# Directive
Write the listing below out again exactly, dropping the images.

(Records from a data source)
_ _ _ _ _ _ _

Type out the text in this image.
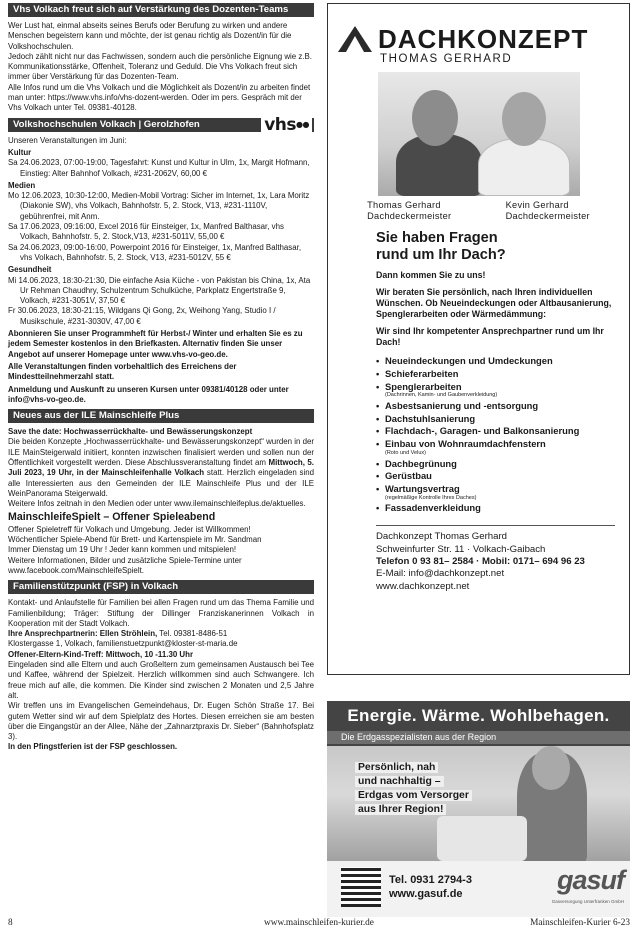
Vhs Volkach freut sich auf Verstärkung des Dozenten-Teams

Wer Lust hat, einmal abseits seines Berufs oder Berufung zu wirken und andere Menschen begeistern kann und möchte, der ist genau richtig als Dozent/in für die Volkshochschulen.

Jedoch zählt nicht nur das Fachwissen, sondern auch die persönliche Eignung wie z.B. Kommunikationsstärke, Offenheit, Toleranz und Geduld. Die Vhs Volkach freut sich immer über Verstärkung für das Dozenten-Team.

Alle Infos rund um die Vhs Volkach und die Möglichkeit als Dozent/in zu arbeiten findet man unter: https://www.vhs.info/vhs-dozent-werden. Oder im pers. Gespräch mit der Vhs Volkach unter Tel. 09381-40128.

Volkshochschulen Volkach | Gerolzhofen	vhs●●

Unseren Veranstaltungen im Juni:

Kultur

Sa 24.06.2023, 07:00-19:00, Tagesfahrt: Kunst und Kultur in Ulm, 1x, Margit Hofmann, Einstieg: Alter Bahnhof Volkach, #231-2062V, 60,00 €

Medien

Mo 12.06.2023, 10:30-12:00, Medien-Mobil Vortrag: Sicher im Internet, 1x, Lara Moritz (Diakonie SW), vhs Volkach, Bahnhofstr. 5, 2. Stock, V13, #231-1110V, gebührenfrei, mit Anm.

Sa 17.06.2023, 09:16:00, Excel 2016 für Einsteiger, 1x, Manfred Balthasar, vhs Volkach, Bahnhofstr. 5, 2. Stock,V13, #231-5011V, 55,00 €

Sa 24.06.2023, 09:00-16:00, Powerpoint 2016 für Einsteiger, 1x, Manfred Balthasar, vhs Volkach, Bahnhofstr. 5, 2. Stock, V13, #231-5012V, 55 €

Gesundheit

Mi 14.06.2023, 18:30-21:30, Die einfache Asia Küche - von Pakistan bis China, 1x, Ata Ur Rehman Chaudhry, Schulzentrum Schulküche, Parkplatz Engertstraße 9, Volkach, #231-3051V, 37,50 €

Fr 30.06.2023, 18:30-21:15, Wildgans Qi Gong, 2x, Weihong Yang, Studio I / Musikschule, #231-3030V, 47,00 €

Abonnieren Sie unser Programmheft für Herbst-/ Winter und erhalten Sie es zu jedem Semester kostenlos in den Briefkasten. Alternativ finden Sie unser Angebot auf unserer Homepage unter www.vhs-vo-geo.de.

Alle Veranstaltungen finden vorbehaltlich des Erreichens der Mindestteilnehmerzahl statt.

Anmeldung und Auskunft zu unseren Kursen unter 09381/40128 oder unter info@vhs-vo-geo.de.

Neues aus der ILE Mainschleife Plus

Save the date: Hochwasserrückhalte- und Bewässerungskonzept

Die beiden Konzepte „Hochwasserrückhalte- und Bewässerungskonzept“ wurden in der ILE MainSteigerwald initiiert, konnten inzwischen finalisiert werden und sollen nun der Öffentlichkeit vorgestellt werden. Diese Abschlussveranstaltung findet am Mittwoch, 5. Juli 2023, 19 Uhr, in der Mainschleifenhalle Volkach statt. Herzlich eingeladen sind alle Interessierten aus den Gemeinden der ILE Mainschleife Plus und der ILE WeinPanorama Steigerwald.

Weitere Infos zeitnah in den Medien oder unter www.ilemainschleifeplus.de/aktuelles.

MainschleifeSpielt – Offener Spieleabend

Offener Spieletreff für Volkach und Umgebung. Jeder ist Willkommen!

Wöchentlicher Spiele-Abend für Brett- und Kartenspiele im Mr. Sandman

Immer Dienstag um 19 Uhr ! Jeder kann kommen und mitspielen!

Weitere Informationen, Bilder und zusätzliche Spiele-Termine unter

www.facebook.com/MainschleifeSpielt.

Familienstützpunkt (FSP) in Volkach

Kontakt- und Anlaufstelle für Familien bei allen Fragen rund um das Thema Familie und Familienbildung; Träger: Stiftung der Dillinger Franziskanerinnen Volkach in Kooperation mit der Stadt Volkach.

Ihre Ansprechpartnerin: Ellen Ströhlein, Tel. 09381-8486-51

Klostergasse 1, Volkach, familienstuetzpunkt@kloster-st-maria.de

Offener-Eltern-Kind-Treff: Mittwoch, 10 -11.30 Uhr

Eingeladen sind alle Eltern und auch Großeltern zum gemeinsamen Austausch bei Tee und Kaffee, während der Spielzeit. Herzlich willkommen sind auch Schwangere. Ich freue mich auf alle, die kommen. Die Kinder sind zwischen 2 Monaten und 2,5 Jahre alt.

Wir treffen uns im Evangelischen Gemeindehaus, Dr. Eugen Schön Straße 17. Bei gutem Wetter sind wir auf dem Spielplatz des Hortes. Diesen erreichen sie am besten über die Eingangstür an der Allee, Nähe der „Zahnarztpraxis Dr. Sieber“ (Bahnhofsplatz 3).

In den Pfingstferien ist der FSP geschlossen.

DACHKONZEPT
THOMAS GERHARD
Thomas Gerhard
Dachdeckermeister
Kevin Gerhard
Dachdeckermeister
Sie haben Fragen
rund um Ihr Dach?

Dann kommen Sie zu uns!

Wir beraten Sie persönlich, nach Ihren individuellen Wünschen. Ob Neueindeckungen oder Altbausanierung, Spenglerarbeiten oder Wärmedämmung:

Wir sind Ihr kompetenter Ansprechpartner rund um Ihr Dach!

• Neueindeckungen und Umdeckungen
• Schieferarbeiten
• Spenglerarbeiten
(Dachrinnen, Kamin- und Gaubenverkleidung)
• Asbestsanierung und -entsorgung
• Dachstuhlsanierung
• Flachdach-, Garagen- und Balkonsanierung
• Einbau von Wohnraumdachfenstern
(Roto und Velux)
• Dachbegrünung
• Gerüstbau
• Wartungsvertrag
(regelmäßige Kontrolle Ihres Daches)
• Fassadenverkleidung
Dachkonzept Thomas Gerhard
Schweinfurter Str. 11 · Volkach-Gaibach
Telefon 0 93 81– 2584 · Mobil: 0171– 694 96 23
E-Mail: info@dachkonzept.net
www.dachkonzept.net
Energie. Wärme. Wohlbehagen.
Die Erdgasspezialisten aus der Region
Persönlich, nah
und nachhaltig –
Erdgas vom Versorger
aus Ihrer Region!
Tel. 0931 2794-3
www.gasuf.de	gasuf
Gasversorgung Unterfranken GmbH
8	www.mainschleifen-kurier.de	Mainschleifen-Kurier 6-23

_ _ _ _ _ _ _

# In response
Type out the text in this image.
Vhs Volkach freut sich auf Verstärkung des Dozenten-Teams

Wer Lust hat, einmal abseits seines Berufs oder Berufung zu wirken und andere Menschen begeistern kann und möchte, der ist genau richtig als Dozent/in für die Volkshochschulen.

Jedoch zählt nicht nur das Fachwissen, sondern auch die persönliche Eignung wie z.B. Kommunikationsstärke, Offenheit, Toleranz und Geduld. Die Vhs Volkach freut sich immer über Verstärkung für das Dozenten-Team.

Alle Infos rund um die Vhs Volkach und die Möglichkeit als Dozent/in zu arbeiten findet man unter: https://www.vhs.info/vhs-dozent-werden. Oder im pers. Gespräch mit der Vhs Volkach unter Tel. 09381-40128.

Volkshochschulen Volkach | Gerolzhofen	vhs●●

Unseren Veranstaltungen im Juni:

Kultur

Sa 24.06.2023, 07:00-19:00, Tagesfahrt: Kunst und Kultur in Ulm, 1x, Margit Hofmann, Einstieg: Alter Bahnhof Volkach, #231-2062V, 60,00 €

Medien

Mo 12.06.2023, 10:30-12:00, Medien-Mobil Vortrag: Sicher im Internet, 1x, Lara Moritz (Diakonie SW), vhs Volkach, Bahnhofstr. 5, 2. Stock, V13, #231-1110V, gebührenfrei, mit Anm.

Sa 17.06.2023, 09:16:00, Excel 2016 für Einsteiger, 1x, Manfred Balthasar, vhs Volkach, Bahnhofstr. 5, 2. Stock,V13, #231-5011V, 55,00 €

Sa 24.06.2023, 09:00-16:00, Powerpoint 2016 für Einsteiger, 1x, Manfred Balthasar, vhs Volkach, Bahnhofstr. 5, 2. Stock, V13, #231-5012V, 55 €

Gesundheit

Mi 14.06.2023, 18:30-21:30, Die einfache Asia Küche - von Pakistan bis China, 1x, Ata Ur Rehman Chaudhry, Schulzentrum Schulküche, Parkplatz Engertstraße 9, Volkach, #231-3051V, 37,50 €

Fr 30.06.2023, 18:30-21:15, Wildgans Qi Gong, 2x, Weihong Yang, Studio I / Musikschule, #231-3030V, 47,00 €

Abonnieren Sie unser Programmheft für Herbst-/ Winter und erhalten Sie es zu jedem Semester kostenlos in den Briefkasten. Alternativ finden Sie unser Angebot auf unserer Homepage unter www.vhs-vo-geo.de.

Alle Veranstaltungen finden vorbehaltlich des Erreichens der Mindestteilnehmerzahl statt.

Anmeldung und Auskunft zu unseren Kursen unter 09381/40128 oder unter info@vhs-vo-geo.de.

Neues aus der ILE Mainschleife Plus

Save the date: Hochwasserrückhalte- und Bewässerungskonzept

Die beiden Konzepte „Hochwasserrückhalte- und Bewässerungskonzept“ wurden in der ILE MainSteigerwald initiiert, konnten inzwischen finalisiert werden und sollen nun der Öffentlichkeit vorgestellt werden. Diese Abschlussveranstaltung findet am Mittwoch, 5. Juli 2023, 19 Uhr, in der Mainschleifenhalle Volkach statt. Herzlich eingeladen sind alle Interessierten aus den Gemeinden der ILE Mainschleife Plus und der ILE WeinPanorama Steigerwald.

Weitere Infos zeitnah in den Medien oder unter www.ilemainschleifeplus.de/aktuelles.

MainschleifeSpielt – Offener Spieleabend

Offener Spieletreff für Volkach und Umgebung. Jeder ist Willkommen!

Wöchentlicher Spiele-Abend für Brett- und Kartenspiele im Mr. Sandman

Immer Dienstag um 19 Uhr ! Jeder kann kommen und mitspielen!

Weitere Informationen, Bilder und zusätzliche Spiele-Termine unter

www.facebook.com/MainschleifeSpielt.

Familienstützpunkt (FSP) in Volkach

Kontakt- und Anlaufstelle für Familien bei allen Fragen rund um das Thema Familie und Familienbildung; Träger: Stiftung der Dillinger Franziskanerinnen Volkach in Kooperation mit der Stadt Volkach.

Ihre Ansprechpartnerin: Ellen Ströhlein, Tel. 09381-8486-51

Klostergasse 1, Volkach, familienstuetzpunkt@kloster-st-maria.de

Offener-Eltern-Kind-Treff: Mittwoch, 10 -11.30 Uhr

Eingeladen sind alle Eltern und auch Großeltern zum gemeinsamen Austausch bei Tee und Kaffee, während der Spielzeit. Herzlich willkommen sind auch Schwangere. Ich freue mich auf alle, die kommen. Die Kinder sind zwischen 2 Monaten und 2,5 Jahre alt.

Wir treffen uns im Evangelischen Gemeindehaus, Dr. Eugen Schön Straße 17. Bei gutem Wetter sind wir auf dem Spielplatz des Hortes. Diesen erreichen sie am besten über die Eingangstür an der Allee, Nähe der „Zahnarztpraxis Dr. Sieber“ (Bahnhofsplatz 3).

In den Pfingstferien ist der FSP geschlossen.

DACHKONZEPT
THOMAS GERHARD
Thomas Gerhard
Dachdeckermeister
Kevin Gerhard
Dachdeckermeister
Sie haben Fragen
rund um Ihr Dach?

Dann kommen Sie zu uns!

Wir beraten Sie persönlich, nach Ihren individuellen Wünschen. Ob Neueindeckungen oder Altbausanierung, Spenglerarbeiten oder Wärmedämmung:

Wir sind Ihr kompetenter Ansprechpartner rund um Ihr Dach!

• Neueindeckungen und Umdeckungen
• Schieferarbeiten
• Spenglerarbeiten
(Dachrinnen, Kamin- und Gaubenverkleidung)
• Asbestsanierung und -entsorgung
• Dachstuhlsanierung
• Flachdach-, Garagen- und Balkonsanierung
• Einbau von Wohnraumdachfenstern
(Roto und Velux)
• Dachbegrünung
• Gerüstbau
• Wartungsvertrag
(regelmäßige Kontrolle Ihres Daches)
• Fassadenverkleidung
Dachkonzept Thomas Gerhard
Schweinfurter Str. 11 · Volkach-Gaibach
Telefon 0 93 81– 2584 · Mobil: 0171– 694 96 23
E-Mail: info@dachkonzept.net
www.dachkonzept.net
Energie. Wärme. Wohlbehagen.
Die Erdgasspezialisten aus der Region
Persönlich, nah
und nachhaltig –
Erdgas vom Versorger
aus Ihrer Region!
Tel. 0931 2794-3
www.gasuf.de	gasuf
Gasversorgung Unterfranken GmbH
8	www.mainschleifen-kurier.de	Mainschleifen-Kurier 6-23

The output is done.